## Supplied entries

[START]

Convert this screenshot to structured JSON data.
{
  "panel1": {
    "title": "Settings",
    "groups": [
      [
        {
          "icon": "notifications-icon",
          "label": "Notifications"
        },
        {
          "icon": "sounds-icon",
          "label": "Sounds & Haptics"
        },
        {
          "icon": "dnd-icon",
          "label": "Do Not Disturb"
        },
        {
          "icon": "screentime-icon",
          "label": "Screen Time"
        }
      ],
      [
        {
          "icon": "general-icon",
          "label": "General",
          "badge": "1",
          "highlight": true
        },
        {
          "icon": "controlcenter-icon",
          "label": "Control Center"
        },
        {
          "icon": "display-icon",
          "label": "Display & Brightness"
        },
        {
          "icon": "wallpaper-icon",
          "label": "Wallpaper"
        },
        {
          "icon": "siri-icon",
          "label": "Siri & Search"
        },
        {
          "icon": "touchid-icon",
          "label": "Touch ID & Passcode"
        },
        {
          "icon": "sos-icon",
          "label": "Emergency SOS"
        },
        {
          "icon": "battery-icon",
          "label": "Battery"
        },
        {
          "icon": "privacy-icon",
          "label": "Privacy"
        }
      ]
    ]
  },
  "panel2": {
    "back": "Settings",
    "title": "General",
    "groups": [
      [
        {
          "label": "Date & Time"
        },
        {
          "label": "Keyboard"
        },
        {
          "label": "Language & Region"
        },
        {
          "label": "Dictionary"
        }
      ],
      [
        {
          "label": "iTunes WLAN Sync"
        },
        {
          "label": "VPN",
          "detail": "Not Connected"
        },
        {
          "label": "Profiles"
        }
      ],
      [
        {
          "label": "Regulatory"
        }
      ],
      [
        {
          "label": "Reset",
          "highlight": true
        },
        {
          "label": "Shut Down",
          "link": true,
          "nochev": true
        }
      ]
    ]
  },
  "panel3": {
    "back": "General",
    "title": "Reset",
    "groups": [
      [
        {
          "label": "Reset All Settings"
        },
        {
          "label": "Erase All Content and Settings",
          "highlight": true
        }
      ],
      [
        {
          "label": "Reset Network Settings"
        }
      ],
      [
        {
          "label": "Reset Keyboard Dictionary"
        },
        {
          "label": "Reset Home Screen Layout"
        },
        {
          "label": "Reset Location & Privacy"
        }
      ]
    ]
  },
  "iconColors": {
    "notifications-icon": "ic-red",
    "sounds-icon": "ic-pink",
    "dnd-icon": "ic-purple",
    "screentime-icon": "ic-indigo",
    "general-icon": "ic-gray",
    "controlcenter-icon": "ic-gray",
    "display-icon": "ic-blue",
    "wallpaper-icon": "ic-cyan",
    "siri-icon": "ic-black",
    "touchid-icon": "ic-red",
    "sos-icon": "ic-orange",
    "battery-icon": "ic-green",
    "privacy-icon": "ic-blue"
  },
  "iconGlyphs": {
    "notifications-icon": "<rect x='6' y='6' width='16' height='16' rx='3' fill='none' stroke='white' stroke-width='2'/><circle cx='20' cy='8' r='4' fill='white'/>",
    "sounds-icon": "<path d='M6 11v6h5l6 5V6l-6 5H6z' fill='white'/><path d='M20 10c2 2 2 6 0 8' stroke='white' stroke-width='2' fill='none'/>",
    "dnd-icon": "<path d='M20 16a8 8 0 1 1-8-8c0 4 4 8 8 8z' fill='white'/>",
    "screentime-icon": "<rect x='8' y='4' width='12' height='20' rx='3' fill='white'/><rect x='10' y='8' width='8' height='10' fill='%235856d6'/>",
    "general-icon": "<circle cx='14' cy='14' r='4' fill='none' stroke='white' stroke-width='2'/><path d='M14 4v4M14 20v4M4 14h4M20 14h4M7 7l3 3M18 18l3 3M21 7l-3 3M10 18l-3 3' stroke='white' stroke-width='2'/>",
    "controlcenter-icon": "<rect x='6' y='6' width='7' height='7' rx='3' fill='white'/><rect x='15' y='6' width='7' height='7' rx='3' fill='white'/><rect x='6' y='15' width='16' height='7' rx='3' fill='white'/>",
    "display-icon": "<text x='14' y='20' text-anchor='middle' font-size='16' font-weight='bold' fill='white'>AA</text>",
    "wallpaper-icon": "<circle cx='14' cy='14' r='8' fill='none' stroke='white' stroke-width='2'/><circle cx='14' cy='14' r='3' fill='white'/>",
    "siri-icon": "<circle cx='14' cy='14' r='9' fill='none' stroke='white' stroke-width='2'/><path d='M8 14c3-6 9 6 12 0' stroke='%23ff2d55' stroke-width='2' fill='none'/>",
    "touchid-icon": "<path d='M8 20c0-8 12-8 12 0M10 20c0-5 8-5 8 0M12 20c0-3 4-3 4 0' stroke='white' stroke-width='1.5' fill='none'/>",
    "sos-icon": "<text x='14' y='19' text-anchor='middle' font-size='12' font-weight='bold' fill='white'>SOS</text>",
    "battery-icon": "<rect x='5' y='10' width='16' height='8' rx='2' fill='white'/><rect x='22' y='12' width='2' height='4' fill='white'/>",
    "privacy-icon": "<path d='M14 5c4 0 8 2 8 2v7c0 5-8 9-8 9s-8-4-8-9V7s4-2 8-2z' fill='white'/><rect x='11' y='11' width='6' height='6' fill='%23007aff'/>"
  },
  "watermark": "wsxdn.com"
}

[END]

## Objective
All of the entries need to be reproduced exactly; please write them out.

## Final result
Convert this screenshot to structured JSON data.
{
  "panel1": {
    "title": "Settings",
    "groups": [
      [
        {
          "icon": "notifications-icon",
          "label": "Notifications"
        },
        {
          "icon": "sounds-icon",
          "label": "Sounds & Haptics"
        },
        {
          "icon": "dnd-icon",
          "label": "Do Not Disturb"
        },
        {
          "icon": "screentime-icon",
          "label": "Screen Time"
        }
      ],
      [
        {
          "icon": "general-icon",
          "label": "General",
          "badge": "1",
          "highlight": true
        },
        {
          "icon": "controlcenter-icon",
          "label": "Control Center"
        },
        {
          "icon": "display-icon",
          "label": "Display & Brightness"
        },
        {
          "icon": "wallpaper-icon",
          "label": "Wallpaper"
        },
        {
          "icon": "siri-icon",
          "label": "Siri & Search"
        },
        {
          "icon": "touchid-icon",
          "label": "Touch ID & Passcode"
        },
        {
          "icon": "sos-icon",
          "label": "Emergency SOS"
        },
        {
          "icon": "battery-icon",
          "label": "Battery"
        },
        {
          "icon": "privacy-icon",
          "label": "Privacy"
        }
      ]
    ]
  },
  "panel2": {
    "back": "Settings",
    "title": "General",
    "groups": [
      [
        {
          "label": "Date & Time"
        },
        {
          "label": "Keyboard"
        },
        {
          "label": "Language & Region"
        },
        {
          "label": "Dictionary"
        }
      ],
      [
        {
          "label": "iTunes WLAN Sync"
        },
        {
          "label": "VPN",
          "detail": "Not Connected"
        },
        {
          "label": "Profiles"
        }
      ],
      [
        {
          "label": "Regulatory"
        }
      ],
      [
        {
          "label": "Reset",
          "highlight": true
        },
        {
          "label": "Shut Down",
          "link": true,
          "nochev": true
        }
      ]
    ]
  },
  "panel3": {
    "back": "General",
    "title": "Reset",
    "groups": [
      [
        {
          "label": "Reset All Settings"
        },
        {
          "label": "Erase All Content and Settings",
          "highlight": true
        }
      ],
      [
        {
          "label": "Reset Network Settings"
        }
      ],
      [
        {
          "label": "Reset Keyboard Dictionary"
        },
        {
          "label": "Reset Home Screen Layout"
        },
        {
          "label": "Reset Location & Privacy"
        }
      ]
    ]
  },
  "iconColors": {
    "notifications-icon": "ic-red",
    "sounds-icon": "ic-pink",
    "dnd-icon": "ic-purple",
    "screentime-icon": "ic-indigo",
    "general-icon": "ic-gray",
    "controlcenter-icon": "ic-gray",
    "display-icon": "ic-blue",
    "wallpaper-icon": "ic-cyan",
    "siri-icon": "ic-black",
    "touchid-icon": "ic-red",
    "sos-icon": "ic-orange",
    "battery-icon": "ic-green",
    "privacy-icon": "ic-blue"
  },
  "iconGlyphs": {
    "notifications-icon": "<rect x='6' y='6' width='16' height='16' rx='3' fill='none' stroke='white' stroke-width='2'/><circle cx='20' cy='8' r='4' fill='white'/>",
    "sounds-icon": "<path d='M6 11v6h5l6 5V6l-6 5H6z' fill='white'/><path d='M20 10c2 2 2 6 0 8' stroke='white' stroke-width='2' fill='none'/>",
    "dnd-icon": "<path d='M20 16a8 8 0 1 1-8-8c0 4 4 8 8 8z' fill='white'/>",
    "screentime-icon": "<rect x='8' y='4' width='12' height='20' rx='3' fill='white'/><rect x='10' y='8' width='8' height='10' fill='%235856d6'/>",
    "general-icon": "<circle cx='14' cy='14' r='4' fill='none' stroke='white' stroke-width='2'/><path d='M14 4v4M14 20v4M4 14h4M20 14h4M7 7l3 3M18 18l3 3M21 7l-3 3M10 18l-3 3' stroke='white' stroke-width='2'/>",
    "controlcenter-icon": "<rect x='6' y='6' width='7' height='7' rx='3' fill='white'/><rect x='15' y='6' width='7' height='7' rx='3' fill='white'/><rect x='6' y='15' width='16' height='7' rx='3' fill='white'/>",
    "display-icon": "<text x='14' y='20' text-anchor='middle' font-size='16' font-weight='bold' fill='white'>AA</text>",
    "wallpaper-icon": "<circle cx='14' cy='14' r='8' fill='none' stroke='white' stroke-width='2'/><circle cx='14' cy='14' r='3' fill='white'/>",
    "siri-icon": "<circle cx='14' cy='14' r='9' fill='none' stroke='white' stroke-width='2'/><path d='M8 14c3-6 9 6 12 0' stroke='%23ff2d55' stroke-width='2' fill='none'/>",
    "touchid-icon": "<path d='M8 20c0-8 12-8 12 0M10 20c0-5 8-5 8 0M12 20c0-3 4-3 4 0' stroke='white' stroke-width='1.5' fill='none'/>",
    "sos-icon": "<text x='14' y='19' text-anchor='middle' font-size='12' font-weight='bold' fill='white'>SOS</text>",
    "battery-icon": "<rect x='5' y='10' width='16' height='8' rx='2' fill='white'/><rect x='22' y='12' width='2' height='4' fill='white'/>",
    "privacy-icon": "<path d='M14 5c4 0 8 2 8 2v7c0 5-8 9-8 9s-8-4-8-9V7s4-2 8-2z' fill='white'/><rect x='11' y='11' width='6' height='6' fill='%23007aff'/>"
  },
  "watermark": "wsxdn.com"
}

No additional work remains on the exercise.